----- STORED ROWS -----

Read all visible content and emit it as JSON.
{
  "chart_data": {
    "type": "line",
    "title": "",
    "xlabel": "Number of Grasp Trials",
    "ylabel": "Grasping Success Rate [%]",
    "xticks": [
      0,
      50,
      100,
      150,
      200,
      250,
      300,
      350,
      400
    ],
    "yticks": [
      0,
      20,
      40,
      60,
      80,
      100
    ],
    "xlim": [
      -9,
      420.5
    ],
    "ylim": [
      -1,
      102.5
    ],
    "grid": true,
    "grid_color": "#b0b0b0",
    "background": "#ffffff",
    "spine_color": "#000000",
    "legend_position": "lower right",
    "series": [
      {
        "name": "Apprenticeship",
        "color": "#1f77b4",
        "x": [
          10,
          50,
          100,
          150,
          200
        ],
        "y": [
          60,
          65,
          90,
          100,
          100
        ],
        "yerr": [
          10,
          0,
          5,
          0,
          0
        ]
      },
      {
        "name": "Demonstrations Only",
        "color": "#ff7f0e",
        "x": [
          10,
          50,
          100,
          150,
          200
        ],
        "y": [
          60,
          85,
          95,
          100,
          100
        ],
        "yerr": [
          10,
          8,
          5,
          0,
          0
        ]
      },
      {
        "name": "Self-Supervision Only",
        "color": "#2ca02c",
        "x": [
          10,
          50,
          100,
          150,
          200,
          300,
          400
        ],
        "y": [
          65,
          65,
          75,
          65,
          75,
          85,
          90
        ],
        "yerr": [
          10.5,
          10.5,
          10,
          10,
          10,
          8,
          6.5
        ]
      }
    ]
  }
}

-----

WORK TO DO: Give the records above again, word for word.

WRITTEN SOLUTION:
Read all visible content and emit it as JSON.
{
  "chart_data": {
    "type": "line",
    "title": "",
    "xlabel": "Number of Grasp Trials",
    "ylabel": "Grasping Success Rate [%]",
    "xticks": [
      0,
      50,
      100,
      150,
      200,
      250,
      300,
      350,
      400
    ],
    "yticks": [
      0,
      20,
      40,
      60,
      80,
      100
    ],
    "xlim": [
      -9,
      420.5
    ],
    "ylim": [
      -1,
      102.5
    ],
    "grid": true,
    "grid_color": "#b0b0b0",
    "background": "#ffffff",
    "spine_color": "#000000",
    "legend_position": "lower right",
    "series": [
      {
        "name": "Apprenticeship",
        "color": "#1f77b4",
        "x": [
          10,
          50,
          100,
          150,
          200
        ],
        "y": [
          60,
          65,
          90,
          100,
          100
        ],
        "yerr": [
          10,
          0,
          5,
          0,
          0
        ]
      },
      {
        "name": "Demonstrations Only",
        "color": "#ff7f0e",
        "x": [
          10,
          50,
          100,
          150,
          200
        ],
        "y": [
          60,
          85,
          95,
          100,
          100
        ],
        "yerr": [
          10,
          8,
          5,
          0,
          0
        ]
      },
      {
        "name": "Self-Supervision Only",
        "color": "#2ca02c",
        "x": [
          10,
          50,
          100,
          150,
          200,
          300,
          400
        ],
        "y": [
          65,
          65,
          75,
          65,
          75,
          85,
          90
        ],
        "yerr": [
          10.5,
          10.5,
          10,
          10,
          10,
          8,
          6.5
        ]
      }
    ]
  }
}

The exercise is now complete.